**Entries shown**:
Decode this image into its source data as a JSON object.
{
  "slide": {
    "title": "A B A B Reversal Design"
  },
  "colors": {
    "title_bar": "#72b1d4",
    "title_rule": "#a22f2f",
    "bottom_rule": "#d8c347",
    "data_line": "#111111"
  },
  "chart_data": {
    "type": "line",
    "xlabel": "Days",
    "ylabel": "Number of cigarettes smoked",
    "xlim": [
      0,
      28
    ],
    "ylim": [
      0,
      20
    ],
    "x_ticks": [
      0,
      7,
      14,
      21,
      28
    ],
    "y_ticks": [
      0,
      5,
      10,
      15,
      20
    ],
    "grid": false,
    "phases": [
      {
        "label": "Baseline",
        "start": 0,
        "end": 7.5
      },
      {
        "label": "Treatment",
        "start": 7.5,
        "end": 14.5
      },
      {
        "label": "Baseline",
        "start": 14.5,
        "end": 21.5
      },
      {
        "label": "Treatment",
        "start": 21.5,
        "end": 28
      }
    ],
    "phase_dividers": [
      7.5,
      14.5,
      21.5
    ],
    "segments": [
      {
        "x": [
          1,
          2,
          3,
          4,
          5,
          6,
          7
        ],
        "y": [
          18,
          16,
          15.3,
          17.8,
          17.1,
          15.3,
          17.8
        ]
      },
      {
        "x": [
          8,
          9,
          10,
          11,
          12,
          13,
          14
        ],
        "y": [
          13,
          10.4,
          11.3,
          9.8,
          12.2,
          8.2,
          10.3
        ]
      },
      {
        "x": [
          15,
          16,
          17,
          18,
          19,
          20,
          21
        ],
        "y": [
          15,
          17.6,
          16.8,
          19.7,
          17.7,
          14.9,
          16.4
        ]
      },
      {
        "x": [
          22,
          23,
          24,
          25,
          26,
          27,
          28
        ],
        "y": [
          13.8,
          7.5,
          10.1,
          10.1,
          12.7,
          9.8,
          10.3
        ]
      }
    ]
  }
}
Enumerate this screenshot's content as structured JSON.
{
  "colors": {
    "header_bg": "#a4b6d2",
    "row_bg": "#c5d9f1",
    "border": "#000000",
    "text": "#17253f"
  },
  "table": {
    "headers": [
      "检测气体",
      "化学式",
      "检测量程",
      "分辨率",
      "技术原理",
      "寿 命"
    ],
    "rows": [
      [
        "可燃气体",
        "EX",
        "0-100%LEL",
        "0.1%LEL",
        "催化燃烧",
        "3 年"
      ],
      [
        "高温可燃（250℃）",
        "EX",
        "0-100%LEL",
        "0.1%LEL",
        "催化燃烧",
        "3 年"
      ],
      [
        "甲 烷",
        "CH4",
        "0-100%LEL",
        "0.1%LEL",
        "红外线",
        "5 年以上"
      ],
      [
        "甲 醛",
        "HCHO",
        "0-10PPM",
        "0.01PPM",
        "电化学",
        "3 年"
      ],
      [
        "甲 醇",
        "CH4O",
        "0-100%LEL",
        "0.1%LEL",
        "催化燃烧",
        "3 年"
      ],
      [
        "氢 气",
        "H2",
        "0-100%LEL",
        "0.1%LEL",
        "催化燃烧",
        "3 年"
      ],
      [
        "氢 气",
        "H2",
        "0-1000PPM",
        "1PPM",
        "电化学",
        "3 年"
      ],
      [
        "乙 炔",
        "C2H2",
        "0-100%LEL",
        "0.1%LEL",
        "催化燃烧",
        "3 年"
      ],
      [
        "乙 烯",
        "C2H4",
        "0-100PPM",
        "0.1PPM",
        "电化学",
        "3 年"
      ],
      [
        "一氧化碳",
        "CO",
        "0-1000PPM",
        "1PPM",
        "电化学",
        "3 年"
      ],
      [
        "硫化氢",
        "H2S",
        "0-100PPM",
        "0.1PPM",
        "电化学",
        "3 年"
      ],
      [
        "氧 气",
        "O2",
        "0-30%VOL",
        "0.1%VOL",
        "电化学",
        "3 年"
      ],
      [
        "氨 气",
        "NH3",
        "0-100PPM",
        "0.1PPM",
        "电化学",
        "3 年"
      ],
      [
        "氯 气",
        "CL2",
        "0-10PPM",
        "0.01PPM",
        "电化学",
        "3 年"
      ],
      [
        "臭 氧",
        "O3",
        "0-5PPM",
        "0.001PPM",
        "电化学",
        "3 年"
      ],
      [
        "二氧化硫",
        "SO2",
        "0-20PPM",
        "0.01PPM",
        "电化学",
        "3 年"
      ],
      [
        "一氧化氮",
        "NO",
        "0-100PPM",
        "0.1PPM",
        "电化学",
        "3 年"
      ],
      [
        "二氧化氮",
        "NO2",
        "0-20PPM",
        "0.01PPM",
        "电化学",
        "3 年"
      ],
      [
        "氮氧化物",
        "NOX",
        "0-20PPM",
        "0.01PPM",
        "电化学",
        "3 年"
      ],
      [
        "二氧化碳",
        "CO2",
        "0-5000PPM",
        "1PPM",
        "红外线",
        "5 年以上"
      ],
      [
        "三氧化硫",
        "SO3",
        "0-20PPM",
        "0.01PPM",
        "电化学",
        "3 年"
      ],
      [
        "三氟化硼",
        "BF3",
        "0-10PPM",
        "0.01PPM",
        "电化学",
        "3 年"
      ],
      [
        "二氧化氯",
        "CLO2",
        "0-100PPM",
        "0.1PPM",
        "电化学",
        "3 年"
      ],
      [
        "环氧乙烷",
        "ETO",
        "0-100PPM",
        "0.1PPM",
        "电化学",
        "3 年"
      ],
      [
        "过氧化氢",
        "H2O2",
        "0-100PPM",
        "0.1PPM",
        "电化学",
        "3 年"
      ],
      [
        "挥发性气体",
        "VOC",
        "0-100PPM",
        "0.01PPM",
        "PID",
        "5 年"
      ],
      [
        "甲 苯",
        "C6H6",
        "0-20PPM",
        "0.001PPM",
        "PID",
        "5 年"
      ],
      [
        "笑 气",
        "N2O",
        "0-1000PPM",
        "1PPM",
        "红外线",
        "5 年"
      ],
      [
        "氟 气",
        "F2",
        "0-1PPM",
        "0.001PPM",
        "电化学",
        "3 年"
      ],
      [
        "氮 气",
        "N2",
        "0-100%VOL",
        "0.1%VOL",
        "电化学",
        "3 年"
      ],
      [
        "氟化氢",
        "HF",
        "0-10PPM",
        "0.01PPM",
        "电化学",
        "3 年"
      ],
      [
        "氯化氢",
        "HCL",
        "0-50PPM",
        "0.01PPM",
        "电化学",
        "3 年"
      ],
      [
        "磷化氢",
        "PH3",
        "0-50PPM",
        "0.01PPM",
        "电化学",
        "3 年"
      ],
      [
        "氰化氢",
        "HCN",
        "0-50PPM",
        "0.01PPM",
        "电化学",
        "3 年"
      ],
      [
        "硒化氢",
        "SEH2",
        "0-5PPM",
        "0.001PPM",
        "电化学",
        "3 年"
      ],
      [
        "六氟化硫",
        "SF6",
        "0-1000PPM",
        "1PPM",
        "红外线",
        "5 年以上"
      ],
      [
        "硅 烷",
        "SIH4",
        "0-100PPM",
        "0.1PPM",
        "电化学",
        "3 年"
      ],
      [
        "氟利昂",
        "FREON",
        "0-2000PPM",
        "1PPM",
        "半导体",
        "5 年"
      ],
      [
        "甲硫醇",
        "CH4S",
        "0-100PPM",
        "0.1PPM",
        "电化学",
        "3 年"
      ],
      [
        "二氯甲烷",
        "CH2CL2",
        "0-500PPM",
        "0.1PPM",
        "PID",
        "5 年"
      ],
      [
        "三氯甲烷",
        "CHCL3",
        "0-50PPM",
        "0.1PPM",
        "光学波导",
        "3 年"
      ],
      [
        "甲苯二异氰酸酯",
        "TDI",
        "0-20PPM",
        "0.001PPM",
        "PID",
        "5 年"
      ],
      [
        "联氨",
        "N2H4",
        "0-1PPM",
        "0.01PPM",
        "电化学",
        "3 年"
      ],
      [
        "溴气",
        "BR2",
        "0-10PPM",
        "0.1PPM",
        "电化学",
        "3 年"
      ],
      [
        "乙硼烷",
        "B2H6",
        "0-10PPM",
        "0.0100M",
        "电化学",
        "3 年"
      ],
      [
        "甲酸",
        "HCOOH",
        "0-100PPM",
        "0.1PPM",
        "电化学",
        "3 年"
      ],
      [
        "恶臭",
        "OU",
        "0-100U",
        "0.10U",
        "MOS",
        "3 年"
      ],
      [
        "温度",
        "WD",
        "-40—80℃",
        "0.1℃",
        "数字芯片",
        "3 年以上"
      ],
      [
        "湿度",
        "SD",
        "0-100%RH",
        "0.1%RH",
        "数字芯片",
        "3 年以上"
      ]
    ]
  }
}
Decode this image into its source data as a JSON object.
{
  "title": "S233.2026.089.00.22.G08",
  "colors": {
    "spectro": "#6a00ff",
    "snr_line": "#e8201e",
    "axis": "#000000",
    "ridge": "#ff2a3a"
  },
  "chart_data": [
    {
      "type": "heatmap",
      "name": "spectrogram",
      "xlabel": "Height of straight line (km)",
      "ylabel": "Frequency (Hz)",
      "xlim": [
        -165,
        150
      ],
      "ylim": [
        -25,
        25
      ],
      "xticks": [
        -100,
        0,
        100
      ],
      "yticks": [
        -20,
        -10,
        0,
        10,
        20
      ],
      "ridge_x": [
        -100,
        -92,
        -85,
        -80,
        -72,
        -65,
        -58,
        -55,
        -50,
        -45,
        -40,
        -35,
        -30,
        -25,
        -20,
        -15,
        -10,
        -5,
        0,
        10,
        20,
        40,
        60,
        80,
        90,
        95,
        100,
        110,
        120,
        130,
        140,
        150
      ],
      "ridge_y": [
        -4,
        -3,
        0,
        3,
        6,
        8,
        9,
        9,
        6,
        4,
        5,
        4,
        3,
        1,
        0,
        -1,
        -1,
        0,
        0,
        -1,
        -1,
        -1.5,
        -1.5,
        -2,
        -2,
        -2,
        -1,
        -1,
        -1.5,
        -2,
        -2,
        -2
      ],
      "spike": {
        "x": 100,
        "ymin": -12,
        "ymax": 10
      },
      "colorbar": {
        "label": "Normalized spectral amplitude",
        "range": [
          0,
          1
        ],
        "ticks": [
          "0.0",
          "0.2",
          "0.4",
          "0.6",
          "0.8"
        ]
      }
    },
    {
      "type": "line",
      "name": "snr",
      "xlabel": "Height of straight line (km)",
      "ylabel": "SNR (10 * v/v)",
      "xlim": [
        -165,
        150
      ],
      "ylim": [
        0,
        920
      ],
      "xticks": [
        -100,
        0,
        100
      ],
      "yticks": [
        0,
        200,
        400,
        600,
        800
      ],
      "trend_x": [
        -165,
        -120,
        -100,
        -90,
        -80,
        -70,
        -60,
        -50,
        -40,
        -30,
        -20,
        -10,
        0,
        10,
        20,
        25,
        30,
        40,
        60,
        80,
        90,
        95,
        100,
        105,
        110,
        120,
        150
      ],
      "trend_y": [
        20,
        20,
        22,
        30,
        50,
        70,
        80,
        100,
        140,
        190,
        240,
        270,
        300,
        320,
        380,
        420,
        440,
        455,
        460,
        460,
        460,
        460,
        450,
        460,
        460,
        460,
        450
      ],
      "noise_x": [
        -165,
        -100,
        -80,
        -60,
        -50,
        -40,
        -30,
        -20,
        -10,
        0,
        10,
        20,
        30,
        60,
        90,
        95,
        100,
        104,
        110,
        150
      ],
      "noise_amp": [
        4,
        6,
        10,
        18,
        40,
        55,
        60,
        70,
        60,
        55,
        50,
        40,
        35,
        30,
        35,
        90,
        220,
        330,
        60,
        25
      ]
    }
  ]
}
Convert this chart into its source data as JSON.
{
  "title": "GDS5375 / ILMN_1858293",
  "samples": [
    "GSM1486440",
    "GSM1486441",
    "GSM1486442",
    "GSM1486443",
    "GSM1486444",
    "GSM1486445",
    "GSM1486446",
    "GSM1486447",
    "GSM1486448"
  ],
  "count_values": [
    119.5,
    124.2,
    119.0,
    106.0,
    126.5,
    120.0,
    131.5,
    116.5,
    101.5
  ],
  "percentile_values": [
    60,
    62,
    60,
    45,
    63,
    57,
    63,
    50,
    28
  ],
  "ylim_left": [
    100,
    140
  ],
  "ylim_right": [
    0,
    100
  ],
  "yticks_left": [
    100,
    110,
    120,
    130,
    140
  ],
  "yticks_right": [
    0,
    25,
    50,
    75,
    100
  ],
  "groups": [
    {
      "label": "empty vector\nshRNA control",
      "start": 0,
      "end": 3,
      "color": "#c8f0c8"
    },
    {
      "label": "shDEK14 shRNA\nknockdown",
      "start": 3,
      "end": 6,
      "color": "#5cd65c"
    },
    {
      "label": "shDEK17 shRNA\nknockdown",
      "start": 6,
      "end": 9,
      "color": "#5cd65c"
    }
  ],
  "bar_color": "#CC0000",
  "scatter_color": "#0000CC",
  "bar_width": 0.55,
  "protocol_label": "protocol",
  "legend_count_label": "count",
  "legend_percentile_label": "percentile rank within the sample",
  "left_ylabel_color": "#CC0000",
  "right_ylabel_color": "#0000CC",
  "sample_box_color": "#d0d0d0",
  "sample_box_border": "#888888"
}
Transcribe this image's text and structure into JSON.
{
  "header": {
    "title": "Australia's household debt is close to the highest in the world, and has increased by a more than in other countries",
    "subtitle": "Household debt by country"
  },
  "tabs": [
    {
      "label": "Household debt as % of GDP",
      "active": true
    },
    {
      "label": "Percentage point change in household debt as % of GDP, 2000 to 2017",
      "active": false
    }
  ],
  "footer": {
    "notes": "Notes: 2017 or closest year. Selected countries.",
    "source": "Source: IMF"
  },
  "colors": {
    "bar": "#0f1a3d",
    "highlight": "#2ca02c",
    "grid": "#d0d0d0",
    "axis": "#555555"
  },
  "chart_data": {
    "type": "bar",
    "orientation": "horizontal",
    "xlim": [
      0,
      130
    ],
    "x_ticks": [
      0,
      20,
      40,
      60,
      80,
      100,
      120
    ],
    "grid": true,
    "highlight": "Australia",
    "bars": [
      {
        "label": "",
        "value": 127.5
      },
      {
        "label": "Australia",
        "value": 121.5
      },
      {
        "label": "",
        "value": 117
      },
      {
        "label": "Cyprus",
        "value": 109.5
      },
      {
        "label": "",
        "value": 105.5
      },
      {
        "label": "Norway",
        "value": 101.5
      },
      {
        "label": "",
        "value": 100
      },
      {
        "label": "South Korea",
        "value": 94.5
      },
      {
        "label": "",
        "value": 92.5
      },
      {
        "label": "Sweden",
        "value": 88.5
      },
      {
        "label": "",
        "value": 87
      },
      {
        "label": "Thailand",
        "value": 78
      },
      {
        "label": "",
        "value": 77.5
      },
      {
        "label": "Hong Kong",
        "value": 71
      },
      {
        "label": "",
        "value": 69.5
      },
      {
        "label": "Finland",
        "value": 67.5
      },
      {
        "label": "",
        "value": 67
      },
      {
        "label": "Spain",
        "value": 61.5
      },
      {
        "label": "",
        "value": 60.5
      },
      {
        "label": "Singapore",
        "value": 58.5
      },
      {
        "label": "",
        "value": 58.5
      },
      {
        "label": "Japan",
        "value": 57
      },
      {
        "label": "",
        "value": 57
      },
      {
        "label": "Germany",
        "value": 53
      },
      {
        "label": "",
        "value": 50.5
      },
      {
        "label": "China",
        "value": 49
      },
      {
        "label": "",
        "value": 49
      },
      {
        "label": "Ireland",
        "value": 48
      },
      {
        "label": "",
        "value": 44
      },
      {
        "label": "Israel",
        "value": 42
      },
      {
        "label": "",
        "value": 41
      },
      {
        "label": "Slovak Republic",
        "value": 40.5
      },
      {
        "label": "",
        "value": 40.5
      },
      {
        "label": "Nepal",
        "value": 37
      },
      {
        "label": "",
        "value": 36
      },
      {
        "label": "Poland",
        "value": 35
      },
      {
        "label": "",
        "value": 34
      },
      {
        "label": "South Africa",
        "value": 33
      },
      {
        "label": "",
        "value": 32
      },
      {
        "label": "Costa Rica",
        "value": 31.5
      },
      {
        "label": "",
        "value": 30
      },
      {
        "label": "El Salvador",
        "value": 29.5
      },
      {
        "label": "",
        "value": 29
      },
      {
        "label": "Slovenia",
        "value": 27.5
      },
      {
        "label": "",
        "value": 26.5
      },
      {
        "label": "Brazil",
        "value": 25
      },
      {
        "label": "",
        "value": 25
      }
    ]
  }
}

**Your goal**: Using the listing above, return all lines where the word "text" occurs.

**Task result**:
    "text": "#17253f"
Transcribe this image's text and structure into JSON.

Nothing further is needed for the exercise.